* begin *

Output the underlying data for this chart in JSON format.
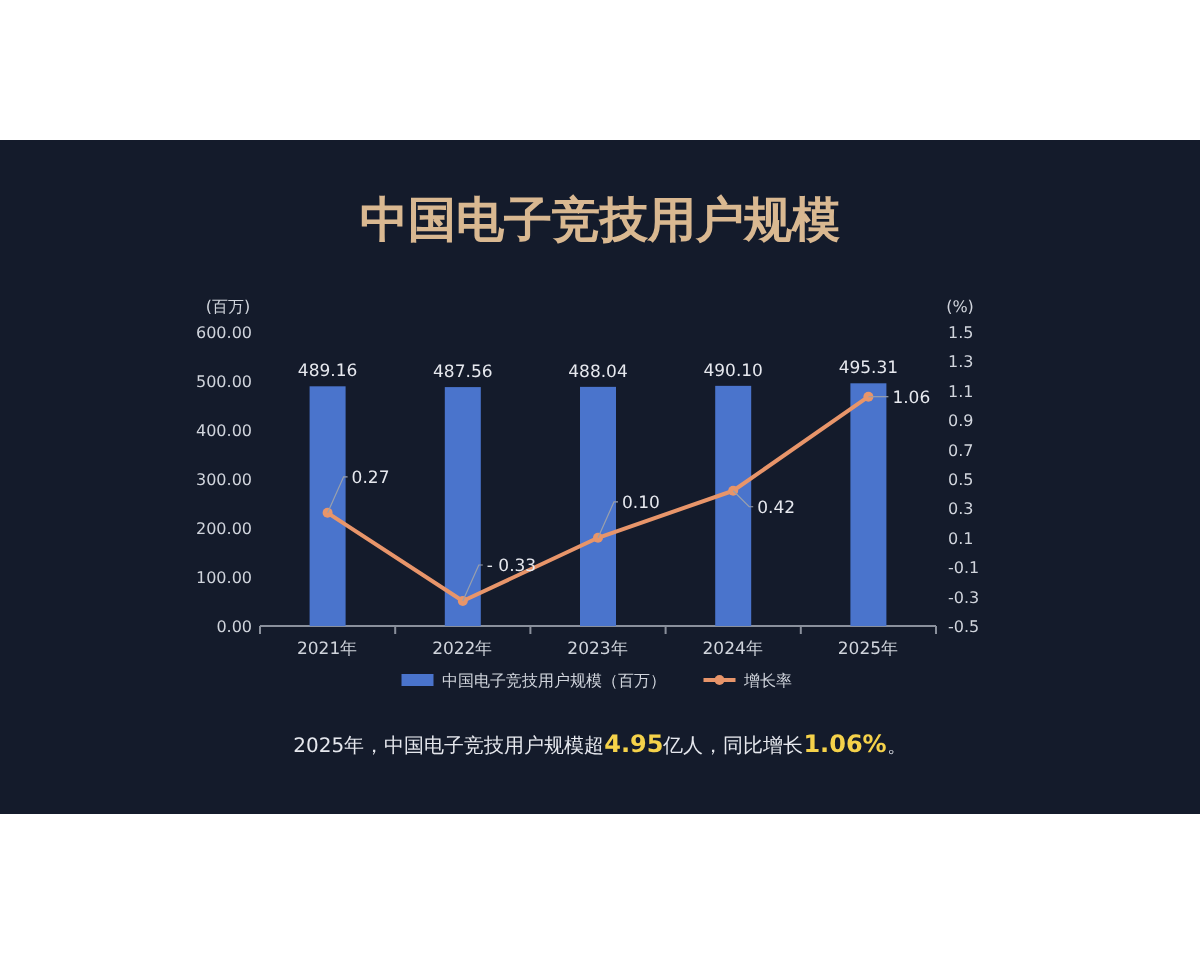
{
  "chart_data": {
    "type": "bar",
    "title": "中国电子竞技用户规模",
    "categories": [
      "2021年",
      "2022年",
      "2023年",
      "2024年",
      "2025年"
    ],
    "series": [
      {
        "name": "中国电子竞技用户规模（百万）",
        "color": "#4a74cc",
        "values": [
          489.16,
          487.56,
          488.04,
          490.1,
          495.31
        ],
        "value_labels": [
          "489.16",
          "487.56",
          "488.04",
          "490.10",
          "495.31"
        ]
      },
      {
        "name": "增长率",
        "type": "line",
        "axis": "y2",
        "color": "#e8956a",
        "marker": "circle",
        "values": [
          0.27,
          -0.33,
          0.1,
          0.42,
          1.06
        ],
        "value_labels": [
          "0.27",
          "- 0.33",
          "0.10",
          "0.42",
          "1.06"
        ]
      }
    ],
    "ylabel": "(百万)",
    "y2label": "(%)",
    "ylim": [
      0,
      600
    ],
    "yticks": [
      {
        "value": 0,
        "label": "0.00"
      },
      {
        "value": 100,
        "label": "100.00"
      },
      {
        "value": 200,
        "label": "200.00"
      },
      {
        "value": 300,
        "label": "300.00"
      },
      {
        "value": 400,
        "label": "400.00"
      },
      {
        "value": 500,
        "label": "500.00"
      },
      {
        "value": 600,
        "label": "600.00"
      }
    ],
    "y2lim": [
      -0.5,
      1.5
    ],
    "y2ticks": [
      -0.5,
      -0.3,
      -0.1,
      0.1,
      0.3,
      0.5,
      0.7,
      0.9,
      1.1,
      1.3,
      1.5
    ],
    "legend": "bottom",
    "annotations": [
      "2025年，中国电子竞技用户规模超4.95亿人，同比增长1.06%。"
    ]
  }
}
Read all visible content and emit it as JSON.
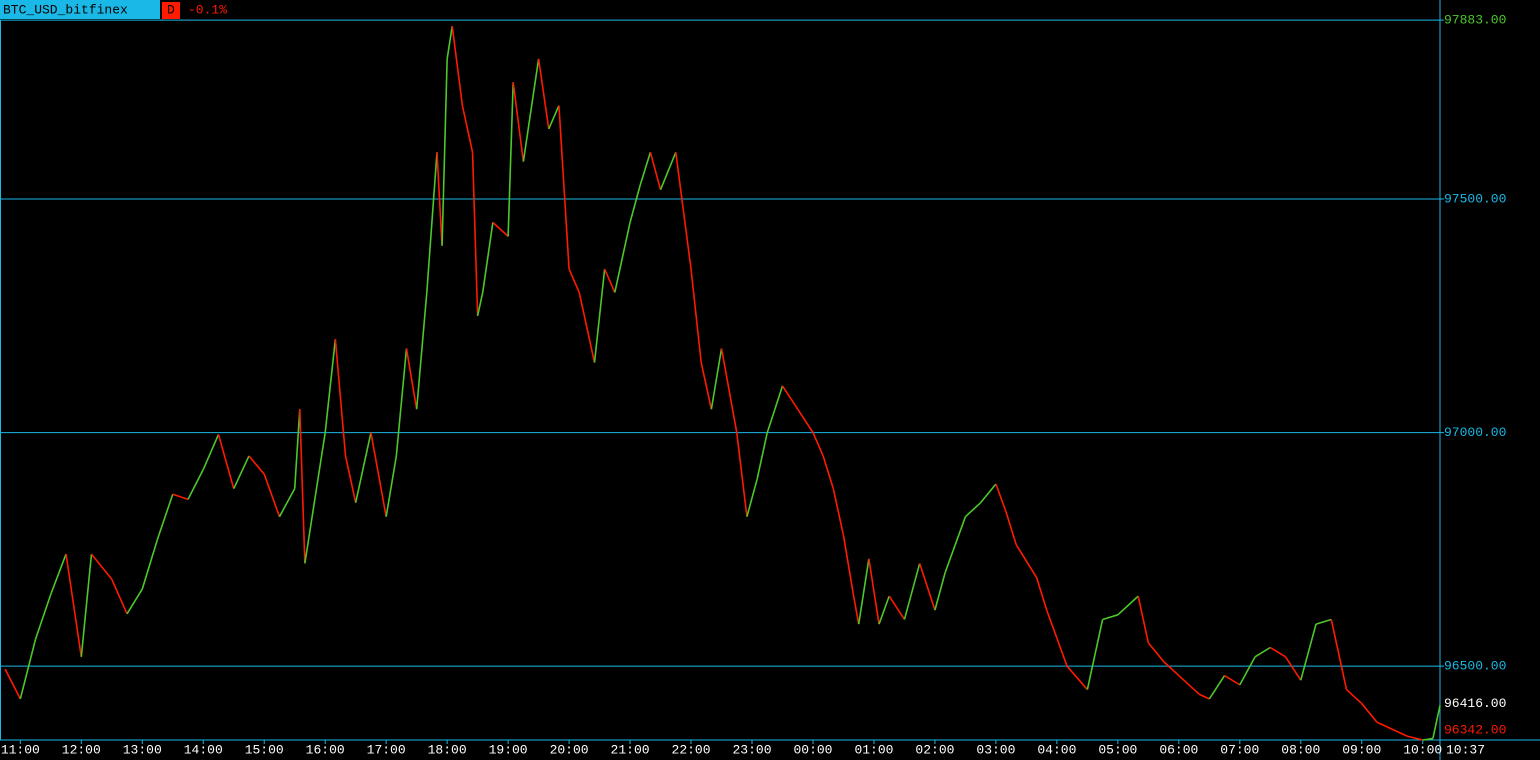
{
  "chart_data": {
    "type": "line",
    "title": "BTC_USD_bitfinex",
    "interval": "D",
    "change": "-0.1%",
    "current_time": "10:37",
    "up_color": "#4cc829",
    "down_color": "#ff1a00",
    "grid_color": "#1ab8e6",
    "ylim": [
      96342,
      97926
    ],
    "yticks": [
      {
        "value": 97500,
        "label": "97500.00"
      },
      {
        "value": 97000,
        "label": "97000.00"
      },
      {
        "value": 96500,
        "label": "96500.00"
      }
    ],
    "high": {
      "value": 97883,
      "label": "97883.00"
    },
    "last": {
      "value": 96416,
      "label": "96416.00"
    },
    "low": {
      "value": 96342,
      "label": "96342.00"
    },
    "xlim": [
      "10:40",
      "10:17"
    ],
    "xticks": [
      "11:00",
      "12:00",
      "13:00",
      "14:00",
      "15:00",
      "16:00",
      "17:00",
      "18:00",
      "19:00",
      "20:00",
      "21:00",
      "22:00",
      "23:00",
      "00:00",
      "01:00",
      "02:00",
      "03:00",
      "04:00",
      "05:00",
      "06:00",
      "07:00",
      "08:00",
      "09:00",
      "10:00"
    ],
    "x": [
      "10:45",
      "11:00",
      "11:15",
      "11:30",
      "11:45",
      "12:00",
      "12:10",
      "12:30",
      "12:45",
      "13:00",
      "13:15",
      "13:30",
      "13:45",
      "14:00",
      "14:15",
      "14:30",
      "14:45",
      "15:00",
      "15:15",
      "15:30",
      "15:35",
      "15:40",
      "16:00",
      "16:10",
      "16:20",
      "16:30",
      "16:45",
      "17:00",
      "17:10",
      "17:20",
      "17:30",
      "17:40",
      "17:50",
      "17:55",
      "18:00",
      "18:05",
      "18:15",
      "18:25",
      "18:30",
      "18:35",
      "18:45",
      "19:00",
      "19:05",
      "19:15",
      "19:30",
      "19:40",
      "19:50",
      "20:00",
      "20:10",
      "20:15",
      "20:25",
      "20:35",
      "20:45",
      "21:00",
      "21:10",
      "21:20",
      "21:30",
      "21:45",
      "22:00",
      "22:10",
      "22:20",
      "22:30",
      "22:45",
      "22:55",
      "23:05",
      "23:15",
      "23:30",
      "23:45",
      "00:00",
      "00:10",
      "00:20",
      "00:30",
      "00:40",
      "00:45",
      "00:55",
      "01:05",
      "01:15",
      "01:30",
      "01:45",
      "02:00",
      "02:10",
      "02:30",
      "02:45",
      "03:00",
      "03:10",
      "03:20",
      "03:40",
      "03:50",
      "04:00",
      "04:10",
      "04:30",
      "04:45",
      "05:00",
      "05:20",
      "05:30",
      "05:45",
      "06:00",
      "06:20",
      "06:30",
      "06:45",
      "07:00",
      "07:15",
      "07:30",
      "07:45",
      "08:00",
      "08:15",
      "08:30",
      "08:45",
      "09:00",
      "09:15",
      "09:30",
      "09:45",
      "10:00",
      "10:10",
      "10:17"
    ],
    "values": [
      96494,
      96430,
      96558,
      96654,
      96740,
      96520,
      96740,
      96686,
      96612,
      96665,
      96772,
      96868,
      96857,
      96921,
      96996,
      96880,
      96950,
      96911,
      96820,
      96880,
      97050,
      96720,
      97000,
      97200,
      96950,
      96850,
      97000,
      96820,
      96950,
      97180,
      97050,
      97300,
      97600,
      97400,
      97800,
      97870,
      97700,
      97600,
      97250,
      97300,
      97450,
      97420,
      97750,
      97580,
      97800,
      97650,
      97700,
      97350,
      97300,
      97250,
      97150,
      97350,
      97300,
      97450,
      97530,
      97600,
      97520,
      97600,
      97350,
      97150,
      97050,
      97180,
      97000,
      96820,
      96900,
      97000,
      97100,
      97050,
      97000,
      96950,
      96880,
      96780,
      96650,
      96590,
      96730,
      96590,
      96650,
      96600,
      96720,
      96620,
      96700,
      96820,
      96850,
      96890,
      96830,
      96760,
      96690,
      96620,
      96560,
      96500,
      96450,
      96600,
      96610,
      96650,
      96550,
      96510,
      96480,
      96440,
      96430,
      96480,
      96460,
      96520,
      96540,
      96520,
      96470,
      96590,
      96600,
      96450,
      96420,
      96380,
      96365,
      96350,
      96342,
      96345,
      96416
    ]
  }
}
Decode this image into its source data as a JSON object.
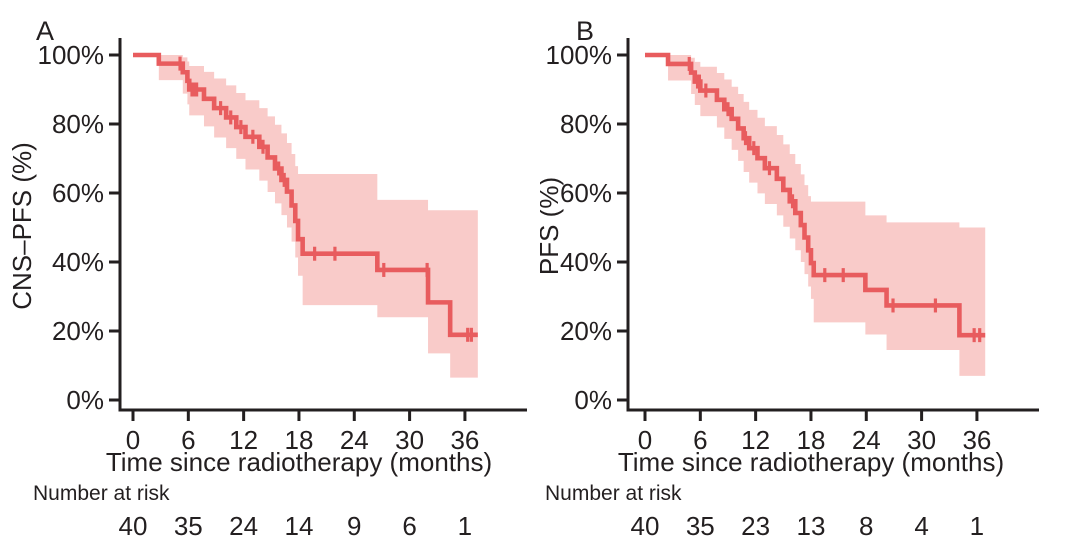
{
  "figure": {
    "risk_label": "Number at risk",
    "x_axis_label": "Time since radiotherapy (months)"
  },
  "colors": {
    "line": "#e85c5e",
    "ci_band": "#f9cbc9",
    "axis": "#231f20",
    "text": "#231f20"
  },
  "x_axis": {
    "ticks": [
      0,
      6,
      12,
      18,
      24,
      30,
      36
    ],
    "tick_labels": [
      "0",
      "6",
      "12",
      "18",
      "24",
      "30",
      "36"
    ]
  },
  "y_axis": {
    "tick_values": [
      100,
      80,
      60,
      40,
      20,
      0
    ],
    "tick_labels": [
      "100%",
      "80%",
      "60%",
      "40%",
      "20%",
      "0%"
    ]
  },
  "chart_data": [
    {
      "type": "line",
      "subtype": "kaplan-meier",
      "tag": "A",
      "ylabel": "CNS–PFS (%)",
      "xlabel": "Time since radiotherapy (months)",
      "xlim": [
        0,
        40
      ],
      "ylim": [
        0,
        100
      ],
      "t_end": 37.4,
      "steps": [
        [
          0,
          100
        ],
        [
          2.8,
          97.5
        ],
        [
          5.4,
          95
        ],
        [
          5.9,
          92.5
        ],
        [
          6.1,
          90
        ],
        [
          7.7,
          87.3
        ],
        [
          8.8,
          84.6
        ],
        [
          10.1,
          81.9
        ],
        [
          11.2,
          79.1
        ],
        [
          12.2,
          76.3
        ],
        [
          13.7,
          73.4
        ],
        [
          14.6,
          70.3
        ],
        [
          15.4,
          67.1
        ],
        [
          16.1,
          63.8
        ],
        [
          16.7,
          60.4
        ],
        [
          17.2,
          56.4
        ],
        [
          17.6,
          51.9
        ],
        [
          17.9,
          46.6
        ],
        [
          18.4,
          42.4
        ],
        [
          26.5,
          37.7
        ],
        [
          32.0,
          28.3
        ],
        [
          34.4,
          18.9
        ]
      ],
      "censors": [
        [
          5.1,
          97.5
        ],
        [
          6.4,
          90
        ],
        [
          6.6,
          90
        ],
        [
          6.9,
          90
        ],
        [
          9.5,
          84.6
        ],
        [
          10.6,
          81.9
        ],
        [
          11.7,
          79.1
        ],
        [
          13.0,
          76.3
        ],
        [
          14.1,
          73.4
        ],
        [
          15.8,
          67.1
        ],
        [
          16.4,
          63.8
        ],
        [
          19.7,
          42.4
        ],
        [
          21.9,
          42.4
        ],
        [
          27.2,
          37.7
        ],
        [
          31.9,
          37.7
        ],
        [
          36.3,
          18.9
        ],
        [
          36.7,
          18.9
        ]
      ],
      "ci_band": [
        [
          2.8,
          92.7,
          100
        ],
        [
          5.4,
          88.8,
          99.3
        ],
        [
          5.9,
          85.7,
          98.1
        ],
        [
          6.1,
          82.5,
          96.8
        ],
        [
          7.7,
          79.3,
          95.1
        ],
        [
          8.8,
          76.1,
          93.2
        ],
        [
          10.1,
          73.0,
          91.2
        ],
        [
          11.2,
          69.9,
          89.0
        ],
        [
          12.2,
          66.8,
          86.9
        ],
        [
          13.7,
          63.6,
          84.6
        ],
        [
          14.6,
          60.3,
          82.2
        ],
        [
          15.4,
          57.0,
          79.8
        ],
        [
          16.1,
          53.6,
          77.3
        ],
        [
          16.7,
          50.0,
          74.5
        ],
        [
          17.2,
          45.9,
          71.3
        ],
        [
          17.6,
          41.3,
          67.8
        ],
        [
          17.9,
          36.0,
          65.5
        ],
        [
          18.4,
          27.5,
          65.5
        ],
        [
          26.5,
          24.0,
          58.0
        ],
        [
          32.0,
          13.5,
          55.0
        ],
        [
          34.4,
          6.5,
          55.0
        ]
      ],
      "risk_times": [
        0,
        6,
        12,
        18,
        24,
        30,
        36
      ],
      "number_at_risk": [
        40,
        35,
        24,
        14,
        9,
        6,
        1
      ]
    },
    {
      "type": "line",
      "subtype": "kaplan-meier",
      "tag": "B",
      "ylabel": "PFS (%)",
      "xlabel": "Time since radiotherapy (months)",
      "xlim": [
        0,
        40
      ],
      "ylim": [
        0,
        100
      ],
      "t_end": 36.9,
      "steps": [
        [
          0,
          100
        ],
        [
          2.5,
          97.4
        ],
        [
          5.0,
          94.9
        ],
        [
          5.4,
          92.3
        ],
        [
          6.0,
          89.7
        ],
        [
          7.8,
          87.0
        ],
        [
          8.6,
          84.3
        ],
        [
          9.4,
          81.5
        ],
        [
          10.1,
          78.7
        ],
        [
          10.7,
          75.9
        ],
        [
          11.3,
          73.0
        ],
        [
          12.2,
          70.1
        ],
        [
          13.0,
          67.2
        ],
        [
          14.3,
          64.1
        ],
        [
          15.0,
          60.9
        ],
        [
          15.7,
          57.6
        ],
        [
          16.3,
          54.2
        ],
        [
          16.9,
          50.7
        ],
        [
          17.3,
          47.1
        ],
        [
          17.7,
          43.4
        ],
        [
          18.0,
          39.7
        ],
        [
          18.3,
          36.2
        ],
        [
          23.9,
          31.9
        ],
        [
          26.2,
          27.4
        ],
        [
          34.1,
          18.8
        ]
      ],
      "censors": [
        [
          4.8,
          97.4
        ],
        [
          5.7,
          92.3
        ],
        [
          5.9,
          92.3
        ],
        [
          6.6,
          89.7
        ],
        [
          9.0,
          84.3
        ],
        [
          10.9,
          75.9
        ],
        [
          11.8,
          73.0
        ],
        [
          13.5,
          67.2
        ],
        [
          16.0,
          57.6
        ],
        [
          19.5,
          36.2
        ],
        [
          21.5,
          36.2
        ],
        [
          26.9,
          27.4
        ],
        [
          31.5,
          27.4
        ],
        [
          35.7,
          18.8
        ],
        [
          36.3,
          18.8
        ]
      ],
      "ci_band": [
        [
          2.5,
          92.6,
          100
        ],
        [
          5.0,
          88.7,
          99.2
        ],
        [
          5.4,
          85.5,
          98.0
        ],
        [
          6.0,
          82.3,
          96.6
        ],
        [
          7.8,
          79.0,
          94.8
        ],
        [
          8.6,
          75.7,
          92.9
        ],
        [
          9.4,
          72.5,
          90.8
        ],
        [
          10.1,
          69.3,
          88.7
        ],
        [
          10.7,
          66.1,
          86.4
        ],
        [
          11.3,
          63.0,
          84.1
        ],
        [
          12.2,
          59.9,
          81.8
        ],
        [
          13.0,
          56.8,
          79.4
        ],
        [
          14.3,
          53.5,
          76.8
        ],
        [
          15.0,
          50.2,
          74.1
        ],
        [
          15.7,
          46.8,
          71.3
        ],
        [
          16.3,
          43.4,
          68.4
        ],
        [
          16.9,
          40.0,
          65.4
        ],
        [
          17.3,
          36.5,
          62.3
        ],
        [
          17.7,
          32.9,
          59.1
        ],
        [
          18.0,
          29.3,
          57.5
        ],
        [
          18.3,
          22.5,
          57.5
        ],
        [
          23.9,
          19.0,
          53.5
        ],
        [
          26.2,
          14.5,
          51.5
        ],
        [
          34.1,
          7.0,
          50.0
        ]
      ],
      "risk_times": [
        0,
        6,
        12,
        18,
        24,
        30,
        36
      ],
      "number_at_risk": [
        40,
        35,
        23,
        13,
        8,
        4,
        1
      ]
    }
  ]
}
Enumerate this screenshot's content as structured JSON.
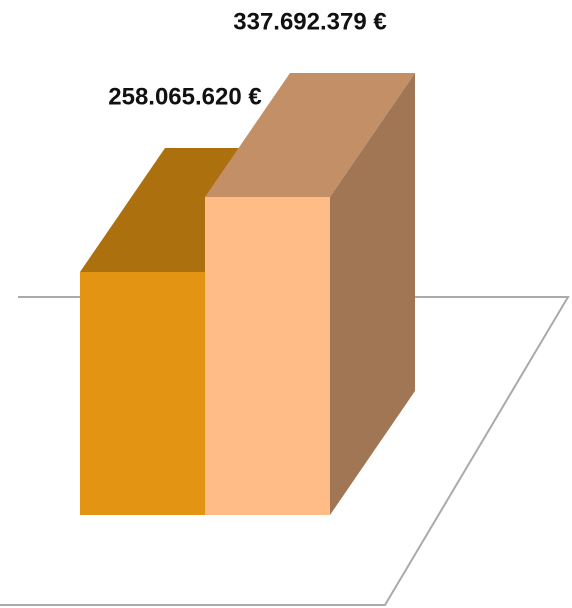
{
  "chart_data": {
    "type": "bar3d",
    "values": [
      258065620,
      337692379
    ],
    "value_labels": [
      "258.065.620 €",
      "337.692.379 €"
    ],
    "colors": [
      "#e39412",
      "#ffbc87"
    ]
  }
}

* end *

Begin with the line containing "Enumerate this screenshot's" and end with the final line of the data, printing those lines exactly and only; pictures are left out.

Enumerate this screenshot's content as structured JSON.
{
  "chart_data": {
    "type": "bar3d",
    "values": [
      258065620,
      337692379
    ],
    "value_labels": [
      "258.065.620 €",
      "337.692.379 €"
    ],
    "colors": [
      "#e39412",
      "#ffbc87"
    ]
  }
}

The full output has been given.